SOURCE EXCERPT:
******

Description
Describe the bug
Kpow for Apache Kafka is an enterprise toolkit for Apache Kafka that includes multiple AWS libraries including LicenseManager, MSK Iam Auth, and AWS Glue.
Including the AWS Glue dependency silently breaks IRSA, causing the pod to run under the NodeInstanceRole rather than the properly configured IRSA role.
This is likely to impact projects intending to use IRSA with MSK, as the MSK IAM library and AWS Glue libraries are very likely to be included in those projects. See: aws/aws-msk-iam-auth#55
Isolating this error required a full deploy into an IRSA enabled EKS environment with debug logging in place.
Expected Behavior
Kpow prior to the addition of the AWS Glue dependency implemented IRSA correctly.
We expect to add the AWS Glue dependency to Kpow without breaking IRSA.

******

TASKS:
[A] Name every AWS library that the Kpow bug report says Kpow includes.
[B] Copy word for word the part of the Kpow bug report that begins at "Including the AWS" and stops after "implemented IRSA correctly.".

DATA SHOWN:
******

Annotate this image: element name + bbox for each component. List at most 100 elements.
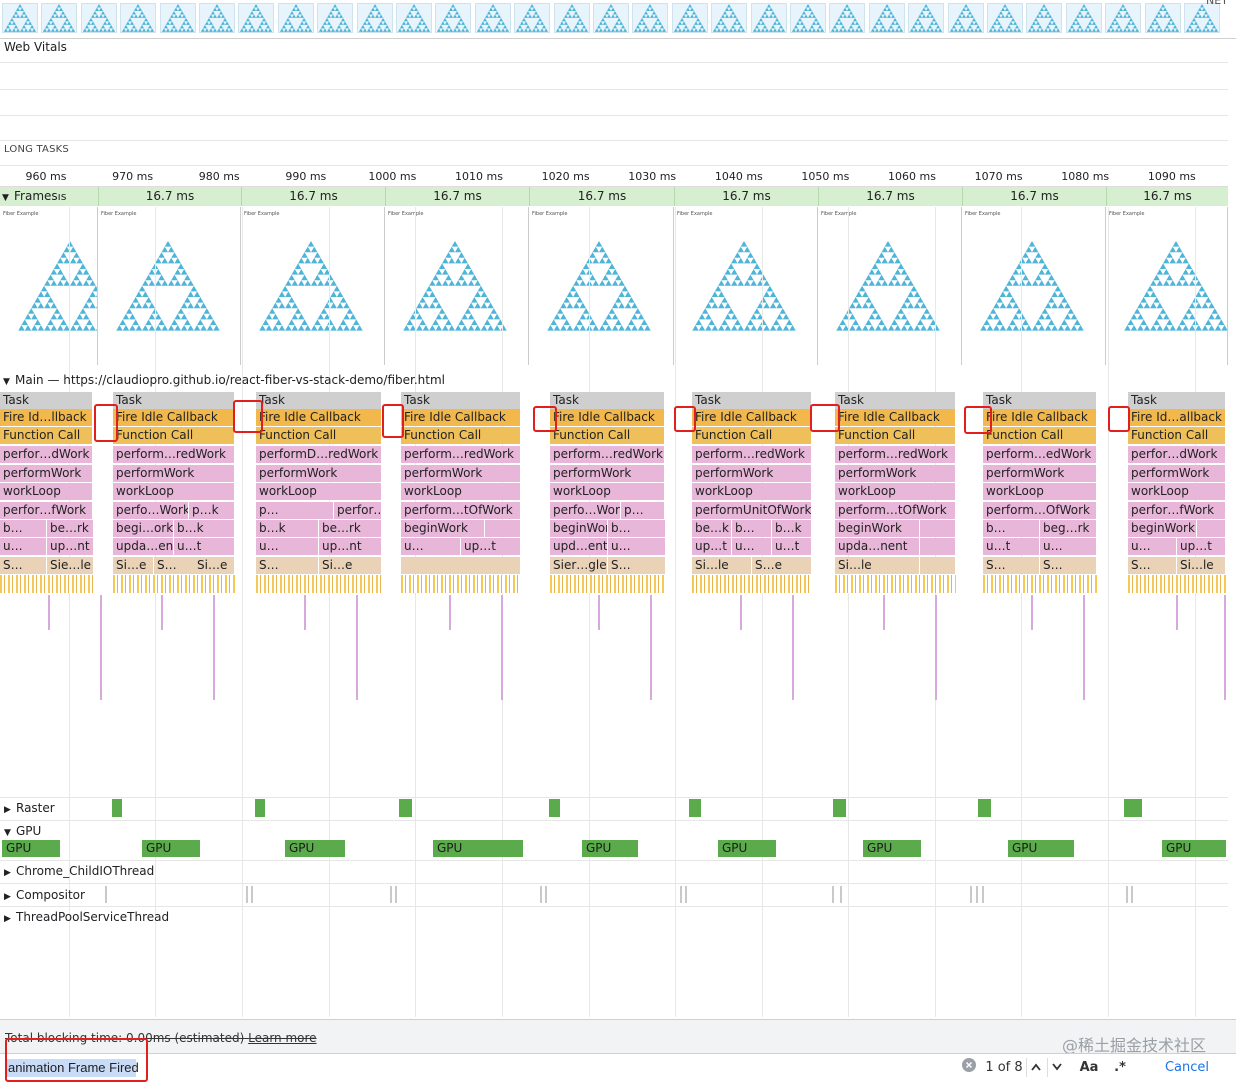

******

RESULTS OF THE TASKS:
[A] LicenseManager, MSK Iam Auth, and AWS Glue

[B]
Including the AWS Glue dependency silently breaks IRSA, causing the pod to run under the NodeInstanceRole rather than the properly configured IRSA role.
This is likely to impact projects intending to use IRSA with MSK, as the MSK IAM library and AWS Glue libraries are very likely to be included in those projects. See: aws/aws-msk-iam-auth#55
Isolating this error required a full deploy into an IRSA enabled EKS environment with debug logging in place.
Expected Behavior
Kpow prior to the addition of the AWS Glue dependency implemented IRSA correctly.